-- BEGIN --

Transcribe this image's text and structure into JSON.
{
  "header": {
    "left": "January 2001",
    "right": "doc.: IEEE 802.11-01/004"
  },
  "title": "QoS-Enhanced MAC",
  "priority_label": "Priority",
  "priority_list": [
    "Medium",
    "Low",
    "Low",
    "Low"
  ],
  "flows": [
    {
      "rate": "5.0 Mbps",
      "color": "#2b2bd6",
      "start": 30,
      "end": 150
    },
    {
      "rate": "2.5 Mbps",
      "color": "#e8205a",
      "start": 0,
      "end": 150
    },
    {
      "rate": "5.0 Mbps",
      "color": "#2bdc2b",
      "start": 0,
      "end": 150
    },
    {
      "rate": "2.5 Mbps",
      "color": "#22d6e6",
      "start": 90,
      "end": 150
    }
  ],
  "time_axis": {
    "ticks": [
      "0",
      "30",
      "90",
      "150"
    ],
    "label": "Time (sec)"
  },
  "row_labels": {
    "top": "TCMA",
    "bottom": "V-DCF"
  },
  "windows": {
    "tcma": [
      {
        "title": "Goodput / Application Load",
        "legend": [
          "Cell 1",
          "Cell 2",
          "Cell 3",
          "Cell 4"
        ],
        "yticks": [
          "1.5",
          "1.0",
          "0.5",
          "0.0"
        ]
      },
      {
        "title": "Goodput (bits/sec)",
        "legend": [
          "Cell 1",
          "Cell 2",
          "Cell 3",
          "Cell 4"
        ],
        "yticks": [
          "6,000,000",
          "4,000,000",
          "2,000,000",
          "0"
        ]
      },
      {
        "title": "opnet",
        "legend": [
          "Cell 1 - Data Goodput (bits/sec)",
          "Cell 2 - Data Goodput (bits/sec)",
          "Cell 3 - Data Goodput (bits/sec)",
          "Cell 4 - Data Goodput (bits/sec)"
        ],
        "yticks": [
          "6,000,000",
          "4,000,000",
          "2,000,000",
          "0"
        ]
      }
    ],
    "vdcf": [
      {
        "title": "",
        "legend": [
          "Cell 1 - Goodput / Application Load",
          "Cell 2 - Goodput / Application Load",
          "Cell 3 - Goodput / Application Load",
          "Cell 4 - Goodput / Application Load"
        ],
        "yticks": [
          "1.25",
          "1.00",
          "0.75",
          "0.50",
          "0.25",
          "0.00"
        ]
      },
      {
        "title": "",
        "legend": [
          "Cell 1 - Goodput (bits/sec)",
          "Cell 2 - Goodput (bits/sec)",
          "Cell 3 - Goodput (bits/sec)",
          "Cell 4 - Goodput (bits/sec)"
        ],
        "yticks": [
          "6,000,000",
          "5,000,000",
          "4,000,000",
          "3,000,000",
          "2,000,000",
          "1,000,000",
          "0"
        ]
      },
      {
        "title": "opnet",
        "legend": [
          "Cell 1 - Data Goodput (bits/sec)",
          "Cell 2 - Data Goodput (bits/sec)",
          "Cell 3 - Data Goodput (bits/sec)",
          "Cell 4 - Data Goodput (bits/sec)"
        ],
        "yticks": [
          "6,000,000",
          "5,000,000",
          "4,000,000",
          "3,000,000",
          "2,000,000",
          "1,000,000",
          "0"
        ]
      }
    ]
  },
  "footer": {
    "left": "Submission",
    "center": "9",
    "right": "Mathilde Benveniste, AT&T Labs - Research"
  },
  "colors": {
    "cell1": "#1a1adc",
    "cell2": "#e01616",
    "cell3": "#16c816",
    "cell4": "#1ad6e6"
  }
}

-- END --

* **Job**: Repeat back the data above, exact to the last character.

* **Result of the exercise**:
Transcribe this image's text and structure into JSON.
{
  "header": {
    "left": "January 2001",
    "right": "doc.: IEEE 802.11-01/004"
  },
  "title": "QoS-Enhanced MAC",
  "priority_label": "Priority",
  "priority_list": [
    "Medium",
    "Low",
    "Low",
    "Low"
  ],
  "flows": [
    {
      "rate": "5.0 Mbps",
      "color": "#2b2bd6",
      "start": 30,
      "end": 150
    },
    {
      "rate": "2.5 Mbps",
      "color": "#e8205a",
      "start": 0,
      "end": 150
    },
    {
      "rate": "5.0 Mbps",
      "color": "#2bdc2b",
      "start": 0,
      "end": 150
    },
    {
      "rate": "2.5 Mbps",
      "color": "#22d6e6",
      "start": 90,
      "end": 150
    }
  ],
  "time_axis": {
    "ticks": [
      "0",
      "30",
      "90",
      "150"
    ],
    "label": "Time (sec)"
  },
  "row_labels": {
    "top": "TCMA",
    "bottom": "V-DCF"
  },
  "windows": {
    "tcma": [
      {
        "title": "Goodput / Application Load",
        "legend": [
          "Cell 1",
          "Cell 2",
          "Cell 3",
          "Cell 4"
        ],
        "yticks": [
          "1.5",
          "1.0",
          "0.5",
          "0.0"
        ]
      },
      {
        "title": "Goodput (bits/sec)",
        "legend": [
          "Cell 1",
          "Cell 2",
          "Cell 3",
          "Cell 4"
        ],
        "yticks": [
          "6,000,000",
          "4,000,000",
          "2,000,000",
          "0"
        ]
      },
      {
        "title": "opnet",
        "legend": [
          "Cell 1 - Data Goodput (bits/sec)",
          "Cell 2 - Data Goodput (bits/sec)",
          "Cell 3 - Data Goodput (bits/sec)",
          "Cell 4 - Data Goodput (bits/sec)"
        ],
        "yticks": [
          "6,000,000",
          "4,000,000",
          "2,000,000",
          "0"
        ]
      }
    ],
    "vdcf": [
      {
        "title": "",
        "legend": [
          "Cell 1 - Goodput / Application Load",
          "Cell 2 - Goodput / Application Load",
          "Cell 3 - Goodput / Application Load",
          "Cell 4 - Goodput / Application Load"
        ],
        "yticks": [
          "1.25",
          "1.00",
          "0.75",
          "0.50",
          "0.25",
          "0.00"
        ]
      },
      {
        "title": "",
        "legend": [
          "Cell 1 - Goodput (bits/sec)",
          "Cell 2 - Goodput (bits/sec)",
          "Cell 3 - Goodput (bits/sec)",
          "Cell 4 - Goodput (bits/sec)"
        ],
        "yticks": [
          "6,000,000",
          "5,000,000",
          "4,000,000",
          "3,000,000",
          "2,000,000",
          "1,000,000",
          "0"
        ]
      },
      {
        "title": "opnet",
        "legend": [
          "Cell 1 - Data Goodput (bits/sec)",
          "Cell 2 - Data Goodput (bits/sec)",
          "Cell 3 - Data Goodput (bits/sec)",
          "Cell 4 - Data Goodput (bits/sec)"
        ],
        "yticks": [
          "6,000,000",
          "5,000,000",
          "4,000,000",
          "3,000,000",
          "2,000,000",
          "1,000,000",
          "0"
        ]
      }
    ]
  },
  "footer": {
    "left": "Submission",
    "center": "9",
    "right": "Mathilde Benveniste, AT&T Labs - Research"
  },
  "colors": {
    "cell1": "#1a1adc",
    "cell2": "#e01616",
    "cell3": "#16c816",
    "cell4": "#1ad6e6"
  }
}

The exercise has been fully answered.